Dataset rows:
┄┄┄┄┄┄
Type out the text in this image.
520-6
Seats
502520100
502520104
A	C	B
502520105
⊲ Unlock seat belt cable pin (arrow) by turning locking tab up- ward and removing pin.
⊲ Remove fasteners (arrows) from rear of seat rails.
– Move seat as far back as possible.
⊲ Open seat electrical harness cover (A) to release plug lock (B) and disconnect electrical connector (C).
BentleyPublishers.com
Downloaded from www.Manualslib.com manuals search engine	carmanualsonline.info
┄┄┄┄┄┄
Set problem> What number of lines in the records contain the word "from"? Answer with that number alone.

Correct output> 2